* [Supplied records]:
--- START ---

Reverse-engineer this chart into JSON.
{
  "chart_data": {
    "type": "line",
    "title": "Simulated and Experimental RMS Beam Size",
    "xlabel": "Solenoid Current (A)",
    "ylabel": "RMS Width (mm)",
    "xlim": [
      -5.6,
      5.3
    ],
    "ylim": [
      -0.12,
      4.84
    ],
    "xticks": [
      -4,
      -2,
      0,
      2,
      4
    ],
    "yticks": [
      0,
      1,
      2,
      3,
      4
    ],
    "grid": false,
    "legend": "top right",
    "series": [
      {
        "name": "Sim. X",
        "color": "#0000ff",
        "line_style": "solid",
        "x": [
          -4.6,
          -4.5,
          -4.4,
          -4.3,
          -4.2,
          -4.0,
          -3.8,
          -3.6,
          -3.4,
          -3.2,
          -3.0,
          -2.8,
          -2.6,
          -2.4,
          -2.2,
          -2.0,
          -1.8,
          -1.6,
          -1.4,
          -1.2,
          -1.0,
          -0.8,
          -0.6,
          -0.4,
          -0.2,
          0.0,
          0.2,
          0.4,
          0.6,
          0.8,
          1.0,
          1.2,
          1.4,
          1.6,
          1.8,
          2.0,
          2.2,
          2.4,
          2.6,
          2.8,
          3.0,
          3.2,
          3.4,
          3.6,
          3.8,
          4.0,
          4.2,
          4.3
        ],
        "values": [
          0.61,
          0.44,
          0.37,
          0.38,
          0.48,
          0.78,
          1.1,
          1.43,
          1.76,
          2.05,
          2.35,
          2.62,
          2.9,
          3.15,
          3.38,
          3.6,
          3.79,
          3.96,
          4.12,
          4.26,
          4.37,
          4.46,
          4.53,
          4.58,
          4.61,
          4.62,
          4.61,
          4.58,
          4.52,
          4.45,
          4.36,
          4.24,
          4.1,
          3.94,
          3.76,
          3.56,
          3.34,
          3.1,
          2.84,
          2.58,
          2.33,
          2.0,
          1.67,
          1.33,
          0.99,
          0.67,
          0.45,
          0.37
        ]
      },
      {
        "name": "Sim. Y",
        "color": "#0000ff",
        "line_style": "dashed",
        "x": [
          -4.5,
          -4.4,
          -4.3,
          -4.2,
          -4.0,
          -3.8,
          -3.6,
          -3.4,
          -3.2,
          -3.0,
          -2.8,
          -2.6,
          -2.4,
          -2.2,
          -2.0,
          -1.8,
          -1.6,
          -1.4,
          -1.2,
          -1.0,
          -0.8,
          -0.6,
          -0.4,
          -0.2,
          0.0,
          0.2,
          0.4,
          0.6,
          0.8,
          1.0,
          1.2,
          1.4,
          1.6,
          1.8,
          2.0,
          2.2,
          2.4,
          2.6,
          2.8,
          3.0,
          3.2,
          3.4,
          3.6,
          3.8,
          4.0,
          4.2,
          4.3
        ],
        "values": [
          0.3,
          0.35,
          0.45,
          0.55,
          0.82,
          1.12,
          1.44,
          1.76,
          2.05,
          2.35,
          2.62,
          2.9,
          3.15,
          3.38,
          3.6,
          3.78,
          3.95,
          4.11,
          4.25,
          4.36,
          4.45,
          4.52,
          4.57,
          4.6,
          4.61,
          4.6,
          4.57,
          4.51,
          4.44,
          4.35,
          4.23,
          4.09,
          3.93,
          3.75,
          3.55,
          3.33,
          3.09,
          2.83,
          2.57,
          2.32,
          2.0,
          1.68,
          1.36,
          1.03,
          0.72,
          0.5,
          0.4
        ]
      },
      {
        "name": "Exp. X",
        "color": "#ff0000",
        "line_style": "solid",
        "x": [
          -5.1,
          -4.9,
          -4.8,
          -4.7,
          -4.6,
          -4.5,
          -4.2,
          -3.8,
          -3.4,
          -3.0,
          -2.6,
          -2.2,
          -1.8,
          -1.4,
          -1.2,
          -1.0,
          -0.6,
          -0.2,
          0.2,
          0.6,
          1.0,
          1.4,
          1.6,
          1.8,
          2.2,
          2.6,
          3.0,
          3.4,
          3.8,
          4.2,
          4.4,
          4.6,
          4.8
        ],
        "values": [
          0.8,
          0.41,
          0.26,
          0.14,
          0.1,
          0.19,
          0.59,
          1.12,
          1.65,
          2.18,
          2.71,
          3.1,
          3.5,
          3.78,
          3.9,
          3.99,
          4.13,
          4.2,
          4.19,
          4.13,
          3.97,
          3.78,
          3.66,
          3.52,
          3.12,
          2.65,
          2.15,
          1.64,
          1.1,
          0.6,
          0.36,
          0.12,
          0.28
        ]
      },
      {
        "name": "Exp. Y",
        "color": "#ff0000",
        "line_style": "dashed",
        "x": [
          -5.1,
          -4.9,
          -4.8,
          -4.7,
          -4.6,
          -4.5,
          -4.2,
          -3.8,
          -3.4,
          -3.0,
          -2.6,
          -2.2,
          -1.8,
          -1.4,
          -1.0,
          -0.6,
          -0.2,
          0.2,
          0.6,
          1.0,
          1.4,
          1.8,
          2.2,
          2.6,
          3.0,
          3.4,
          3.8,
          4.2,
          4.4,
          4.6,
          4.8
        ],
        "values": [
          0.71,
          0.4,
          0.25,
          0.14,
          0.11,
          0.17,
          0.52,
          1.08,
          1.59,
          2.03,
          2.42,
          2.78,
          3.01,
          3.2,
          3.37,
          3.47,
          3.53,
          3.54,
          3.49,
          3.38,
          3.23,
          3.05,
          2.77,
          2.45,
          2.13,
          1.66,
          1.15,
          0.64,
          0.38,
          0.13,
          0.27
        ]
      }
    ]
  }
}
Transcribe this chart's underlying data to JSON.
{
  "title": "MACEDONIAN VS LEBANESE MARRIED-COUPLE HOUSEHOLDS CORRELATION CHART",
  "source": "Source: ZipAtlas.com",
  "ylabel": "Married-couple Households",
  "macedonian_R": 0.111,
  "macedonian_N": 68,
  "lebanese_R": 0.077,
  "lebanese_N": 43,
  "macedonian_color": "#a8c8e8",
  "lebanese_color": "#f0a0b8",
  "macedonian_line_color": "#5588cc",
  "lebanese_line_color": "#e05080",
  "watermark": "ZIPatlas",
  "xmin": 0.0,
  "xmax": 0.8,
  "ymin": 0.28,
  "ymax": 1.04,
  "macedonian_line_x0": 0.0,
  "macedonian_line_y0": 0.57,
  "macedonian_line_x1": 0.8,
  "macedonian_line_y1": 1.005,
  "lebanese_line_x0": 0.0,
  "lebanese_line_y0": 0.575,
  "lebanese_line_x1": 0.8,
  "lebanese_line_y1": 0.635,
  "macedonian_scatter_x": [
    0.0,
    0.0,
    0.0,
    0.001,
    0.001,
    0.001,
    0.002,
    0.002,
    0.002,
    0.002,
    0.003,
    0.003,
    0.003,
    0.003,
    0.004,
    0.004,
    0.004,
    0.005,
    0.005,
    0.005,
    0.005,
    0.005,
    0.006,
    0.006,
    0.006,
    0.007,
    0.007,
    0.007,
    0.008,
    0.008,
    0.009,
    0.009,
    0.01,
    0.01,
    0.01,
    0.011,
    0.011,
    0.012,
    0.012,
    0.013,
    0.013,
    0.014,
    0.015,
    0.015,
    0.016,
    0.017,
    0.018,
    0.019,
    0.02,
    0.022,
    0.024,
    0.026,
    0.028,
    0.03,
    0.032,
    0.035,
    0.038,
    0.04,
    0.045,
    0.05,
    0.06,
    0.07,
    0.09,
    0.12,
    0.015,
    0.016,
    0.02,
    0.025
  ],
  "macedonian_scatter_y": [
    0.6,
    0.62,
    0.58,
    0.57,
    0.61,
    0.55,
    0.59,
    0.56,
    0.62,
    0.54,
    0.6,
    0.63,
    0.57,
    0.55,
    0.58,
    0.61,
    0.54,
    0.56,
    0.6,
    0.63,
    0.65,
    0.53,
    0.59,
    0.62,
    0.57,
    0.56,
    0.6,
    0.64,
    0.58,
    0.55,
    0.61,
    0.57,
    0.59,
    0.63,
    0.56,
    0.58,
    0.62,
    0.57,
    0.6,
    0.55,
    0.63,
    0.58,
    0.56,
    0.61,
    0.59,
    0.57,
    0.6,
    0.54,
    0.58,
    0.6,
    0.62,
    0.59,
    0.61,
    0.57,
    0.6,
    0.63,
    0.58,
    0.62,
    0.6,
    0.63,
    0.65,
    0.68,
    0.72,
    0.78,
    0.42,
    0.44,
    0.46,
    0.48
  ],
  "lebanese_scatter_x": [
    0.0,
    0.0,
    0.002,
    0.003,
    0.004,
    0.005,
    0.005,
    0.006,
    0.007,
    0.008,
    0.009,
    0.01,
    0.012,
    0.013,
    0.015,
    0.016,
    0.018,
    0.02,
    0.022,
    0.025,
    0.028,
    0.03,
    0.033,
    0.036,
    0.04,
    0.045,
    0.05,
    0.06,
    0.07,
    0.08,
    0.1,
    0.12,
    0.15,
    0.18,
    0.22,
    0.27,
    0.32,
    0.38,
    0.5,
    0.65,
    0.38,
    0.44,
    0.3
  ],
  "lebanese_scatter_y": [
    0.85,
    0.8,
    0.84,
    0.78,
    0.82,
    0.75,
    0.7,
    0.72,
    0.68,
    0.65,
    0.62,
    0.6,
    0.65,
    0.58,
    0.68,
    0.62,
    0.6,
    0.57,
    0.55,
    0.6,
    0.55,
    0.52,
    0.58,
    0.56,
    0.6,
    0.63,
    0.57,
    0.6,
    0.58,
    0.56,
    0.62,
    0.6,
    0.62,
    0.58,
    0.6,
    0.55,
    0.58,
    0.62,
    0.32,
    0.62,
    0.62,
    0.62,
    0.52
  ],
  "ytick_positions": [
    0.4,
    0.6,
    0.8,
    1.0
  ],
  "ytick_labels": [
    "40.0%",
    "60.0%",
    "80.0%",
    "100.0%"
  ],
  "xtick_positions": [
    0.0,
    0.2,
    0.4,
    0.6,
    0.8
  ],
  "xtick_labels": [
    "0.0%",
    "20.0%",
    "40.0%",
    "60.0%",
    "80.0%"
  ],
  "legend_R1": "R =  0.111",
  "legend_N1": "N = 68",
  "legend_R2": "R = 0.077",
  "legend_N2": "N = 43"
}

--- END ---

* [Your objective]: Report how many lines of the data contain the word "this", using the number alone.

* [Response]: 2